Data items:
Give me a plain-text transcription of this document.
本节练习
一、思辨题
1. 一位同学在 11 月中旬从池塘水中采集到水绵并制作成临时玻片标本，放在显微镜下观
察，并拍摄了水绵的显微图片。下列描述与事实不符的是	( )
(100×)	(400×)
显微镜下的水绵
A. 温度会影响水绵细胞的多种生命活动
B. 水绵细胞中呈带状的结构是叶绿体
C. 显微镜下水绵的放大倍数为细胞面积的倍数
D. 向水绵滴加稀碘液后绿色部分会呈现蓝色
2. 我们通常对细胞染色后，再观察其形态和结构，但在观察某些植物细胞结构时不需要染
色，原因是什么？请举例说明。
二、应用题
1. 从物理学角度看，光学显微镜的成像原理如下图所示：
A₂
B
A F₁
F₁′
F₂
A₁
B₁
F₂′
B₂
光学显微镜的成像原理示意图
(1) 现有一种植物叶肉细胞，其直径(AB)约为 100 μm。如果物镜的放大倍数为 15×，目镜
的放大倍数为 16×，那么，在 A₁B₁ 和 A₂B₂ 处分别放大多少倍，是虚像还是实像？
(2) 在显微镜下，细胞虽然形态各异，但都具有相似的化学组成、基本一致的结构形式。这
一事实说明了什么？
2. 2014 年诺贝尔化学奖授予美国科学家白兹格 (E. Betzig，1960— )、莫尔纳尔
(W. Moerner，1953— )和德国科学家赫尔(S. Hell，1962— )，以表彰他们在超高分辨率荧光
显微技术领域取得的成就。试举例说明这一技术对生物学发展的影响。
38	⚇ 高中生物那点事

THE EXERCISE
Copy out every line of the data above, exactly as given.

ANSWER FOR THIS EXERCISE
Give me a plain-text transcription of this document.
本节练习
一、思辨题
1. 一位同学在 11 月中旬从池塘水中采集到水绵并制作成临时玻片标本，放在显微镜下观
察，并拍摄了水绵的显微图片。下列描述与事实不符的是	( )
(100×)	(400×)
显微镜下的水绵
A. 温度会影响水绵细胞的多种生命活动
B. 水绵细胞中呈带状的结构是叶绿体
C. 显微镜下水绵的放大倍数为细胞面积的倍数
D. 向水绵滴加稀碘液后绿色部分会呈现蓝色
2. 我们通常对细胞染色后，再观察其形态和结构，但在观察某些植物细胞结构时不需要染
色，原因是什么？请举例说明。
二、应用题
1. 从物理学角度看，光学显微镜的成像原理如下图所示：
A₂
B
A F₁
F₁′
F₂
A₁
B₁
F₂′
B₂
光学显微镜的成像原理示意图
(1) 现有一种植物叶肉细胞，其直径(AB)约为 100 μm。如果物镜的放大倍数为 15×，目镜
的放大倍数为 16×，那么，在 A₁B₁ 和 A₂B₂ 处分别放大多少倍，是虚像还是实像？
(2) 在显微镜下，细胞虽然形态各异，但都具有相似的化学组成、基本一致的结构形式。这
一事实说明了什么？
2. 2014 年诺贝尔化学奖授予美国科学家白兹格 (E. Betzig，1960— )、莫尔纳尔
(W. Moerner，1953— )和德国科学家赫尔(S. Hell，1962— )，以表彰他们在超高分辨率荧光
显微技术领域取得的成就。试举例说明这一技术对生物学发展的影响。
38	⚇ 高中生物那点事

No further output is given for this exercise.